──────── AVAILABLE DATA
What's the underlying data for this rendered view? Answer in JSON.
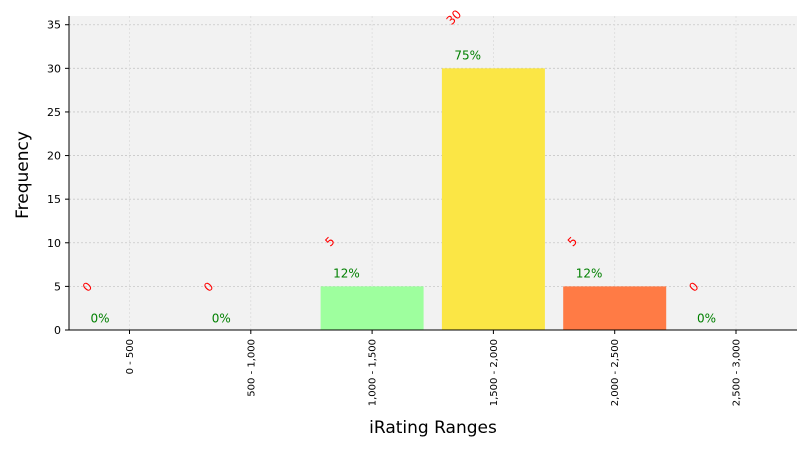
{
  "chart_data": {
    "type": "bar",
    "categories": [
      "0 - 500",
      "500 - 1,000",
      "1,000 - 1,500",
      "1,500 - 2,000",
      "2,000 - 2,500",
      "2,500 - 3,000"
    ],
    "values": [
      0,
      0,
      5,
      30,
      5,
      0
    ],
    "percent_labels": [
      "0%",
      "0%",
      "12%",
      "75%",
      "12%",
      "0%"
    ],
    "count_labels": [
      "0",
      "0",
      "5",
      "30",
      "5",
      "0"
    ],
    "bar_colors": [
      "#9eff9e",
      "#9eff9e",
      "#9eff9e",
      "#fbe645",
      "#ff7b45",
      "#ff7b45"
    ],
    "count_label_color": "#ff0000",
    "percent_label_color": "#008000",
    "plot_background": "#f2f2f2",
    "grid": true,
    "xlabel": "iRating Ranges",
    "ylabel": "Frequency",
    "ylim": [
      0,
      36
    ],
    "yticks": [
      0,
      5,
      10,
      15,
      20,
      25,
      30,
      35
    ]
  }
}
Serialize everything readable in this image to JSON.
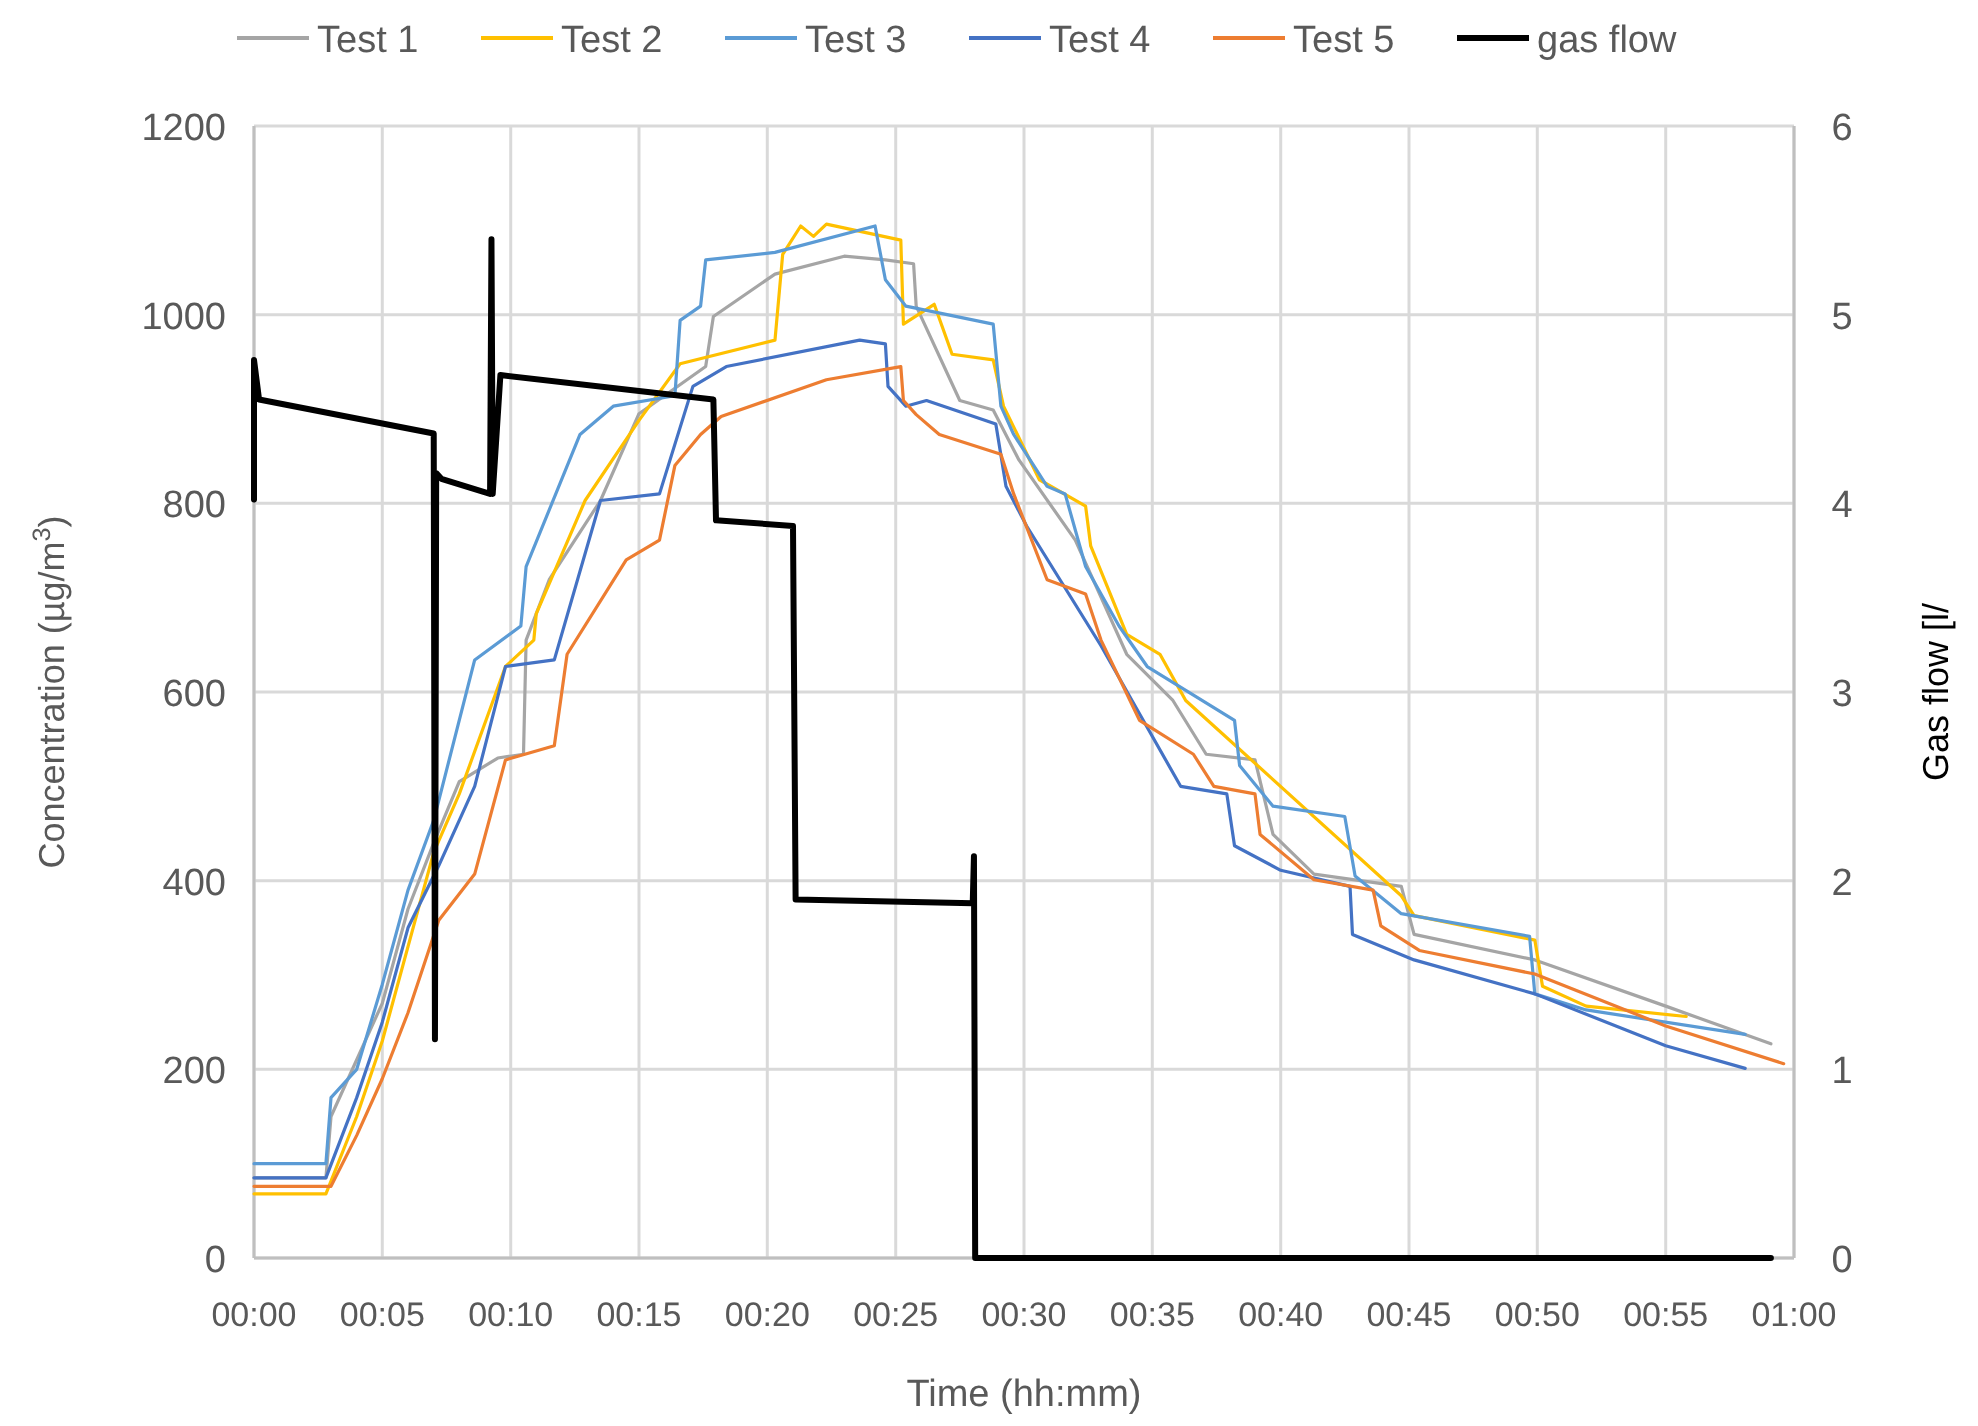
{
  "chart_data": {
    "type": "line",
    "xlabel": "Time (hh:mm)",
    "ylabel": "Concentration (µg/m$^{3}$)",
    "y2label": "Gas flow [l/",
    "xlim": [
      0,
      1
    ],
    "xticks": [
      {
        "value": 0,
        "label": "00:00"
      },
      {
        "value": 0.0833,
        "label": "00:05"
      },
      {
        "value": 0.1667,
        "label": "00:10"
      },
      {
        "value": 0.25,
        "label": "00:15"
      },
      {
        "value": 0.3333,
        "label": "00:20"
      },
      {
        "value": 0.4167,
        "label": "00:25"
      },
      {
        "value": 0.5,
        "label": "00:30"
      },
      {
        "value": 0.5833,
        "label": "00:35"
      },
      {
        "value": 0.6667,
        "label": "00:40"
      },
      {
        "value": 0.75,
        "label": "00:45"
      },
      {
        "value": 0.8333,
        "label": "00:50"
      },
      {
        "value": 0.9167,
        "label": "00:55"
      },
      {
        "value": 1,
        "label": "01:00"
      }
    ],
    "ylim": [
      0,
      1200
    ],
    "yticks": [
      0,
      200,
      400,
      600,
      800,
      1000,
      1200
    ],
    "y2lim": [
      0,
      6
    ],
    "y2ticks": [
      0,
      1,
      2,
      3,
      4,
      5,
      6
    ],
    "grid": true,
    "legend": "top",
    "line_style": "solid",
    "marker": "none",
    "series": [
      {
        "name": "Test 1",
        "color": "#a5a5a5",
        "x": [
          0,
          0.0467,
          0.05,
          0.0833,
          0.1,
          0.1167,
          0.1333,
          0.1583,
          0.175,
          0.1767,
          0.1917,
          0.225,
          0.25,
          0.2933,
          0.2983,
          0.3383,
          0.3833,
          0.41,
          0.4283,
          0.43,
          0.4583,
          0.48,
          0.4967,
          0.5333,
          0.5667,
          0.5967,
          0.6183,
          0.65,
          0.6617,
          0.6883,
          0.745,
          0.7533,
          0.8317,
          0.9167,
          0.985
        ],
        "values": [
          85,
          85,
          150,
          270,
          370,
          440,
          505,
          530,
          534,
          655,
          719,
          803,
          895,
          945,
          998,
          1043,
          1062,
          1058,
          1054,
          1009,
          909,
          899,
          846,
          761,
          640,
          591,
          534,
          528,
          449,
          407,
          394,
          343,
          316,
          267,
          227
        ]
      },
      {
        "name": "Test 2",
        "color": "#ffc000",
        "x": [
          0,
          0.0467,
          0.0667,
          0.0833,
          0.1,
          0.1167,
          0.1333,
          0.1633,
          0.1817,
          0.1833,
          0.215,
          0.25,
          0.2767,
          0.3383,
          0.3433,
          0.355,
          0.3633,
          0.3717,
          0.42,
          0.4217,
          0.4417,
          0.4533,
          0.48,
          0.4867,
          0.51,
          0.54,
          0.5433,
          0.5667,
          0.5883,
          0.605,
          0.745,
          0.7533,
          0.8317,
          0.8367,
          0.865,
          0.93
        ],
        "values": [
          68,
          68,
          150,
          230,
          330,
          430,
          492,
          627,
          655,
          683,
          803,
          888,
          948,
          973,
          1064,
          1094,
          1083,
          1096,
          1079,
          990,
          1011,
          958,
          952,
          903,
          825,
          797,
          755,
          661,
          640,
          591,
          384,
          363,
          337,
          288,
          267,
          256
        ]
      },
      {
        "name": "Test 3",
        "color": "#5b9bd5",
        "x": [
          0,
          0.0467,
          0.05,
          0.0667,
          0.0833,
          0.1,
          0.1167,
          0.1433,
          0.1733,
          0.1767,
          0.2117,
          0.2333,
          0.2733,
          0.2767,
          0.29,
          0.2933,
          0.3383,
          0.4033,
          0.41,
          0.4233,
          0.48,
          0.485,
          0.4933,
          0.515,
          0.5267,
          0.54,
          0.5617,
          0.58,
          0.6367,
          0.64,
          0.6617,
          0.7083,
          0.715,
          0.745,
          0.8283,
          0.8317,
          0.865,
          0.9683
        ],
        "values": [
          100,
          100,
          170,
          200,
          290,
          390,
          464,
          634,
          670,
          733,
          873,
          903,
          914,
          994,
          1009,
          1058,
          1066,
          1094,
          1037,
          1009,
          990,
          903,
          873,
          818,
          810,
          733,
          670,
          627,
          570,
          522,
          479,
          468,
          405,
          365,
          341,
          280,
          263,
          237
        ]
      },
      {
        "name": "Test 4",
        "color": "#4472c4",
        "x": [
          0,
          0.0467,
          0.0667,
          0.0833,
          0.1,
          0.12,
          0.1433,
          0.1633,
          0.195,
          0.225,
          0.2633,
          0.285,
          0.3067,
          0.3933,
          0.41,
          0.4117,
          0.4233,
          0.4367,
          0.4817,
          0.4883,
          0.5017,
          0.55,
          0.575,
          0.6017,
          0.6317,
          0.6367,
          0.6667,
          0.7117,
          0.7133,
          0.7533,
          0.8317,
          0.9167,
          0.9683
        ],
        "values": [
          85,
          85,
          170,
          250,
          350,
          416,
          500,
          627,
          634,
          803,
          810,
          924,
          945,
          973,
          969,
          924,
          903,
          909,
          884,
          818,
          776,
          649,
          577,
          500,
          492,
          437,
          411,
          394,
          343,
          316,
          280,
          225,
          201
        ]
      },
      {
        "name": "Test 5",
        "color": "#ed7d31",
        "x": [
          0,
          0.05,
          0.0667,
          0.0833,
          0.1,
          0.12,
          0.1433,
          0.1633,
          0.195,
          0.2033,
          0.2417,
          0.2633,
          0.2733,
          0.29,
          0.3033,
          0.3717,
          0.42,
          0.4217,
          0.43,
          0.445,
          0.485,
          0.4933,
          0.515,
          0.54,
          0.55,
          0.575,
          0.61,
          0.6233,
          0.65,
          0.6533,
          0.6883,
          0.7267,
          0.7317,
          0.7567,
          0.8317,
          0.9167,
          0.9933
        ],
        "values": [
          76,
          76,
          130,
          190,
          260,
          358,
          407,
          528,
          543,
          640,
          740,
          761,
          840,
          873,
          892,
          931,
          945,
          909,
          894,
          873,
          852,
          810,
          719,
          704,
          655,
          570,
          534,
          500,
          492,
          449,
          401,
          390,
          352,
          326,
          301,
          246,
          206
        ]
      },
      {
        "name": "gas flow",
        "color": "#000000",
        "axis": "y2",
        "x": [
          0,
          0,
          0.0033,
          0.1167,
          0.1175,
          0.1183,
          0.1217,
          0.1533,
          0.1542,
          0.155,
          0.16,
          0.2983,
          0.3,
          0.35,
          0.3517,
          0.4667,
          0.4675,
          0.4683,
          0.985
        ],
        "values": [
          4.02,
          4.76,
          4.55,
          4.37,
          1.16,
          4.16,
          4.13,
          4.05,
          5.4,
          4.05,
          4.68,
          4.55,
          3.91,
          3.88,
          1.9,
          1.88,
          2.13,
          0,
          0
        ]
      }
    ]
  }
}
────────────────
DIRECTIONS:
Which lines above contain the word "xlabel"? Copy each of them.

RESULT FOR THIS TASK:
    "xlabel": "iRating Ranges",
    "xlabel": "Time (hh:mm)",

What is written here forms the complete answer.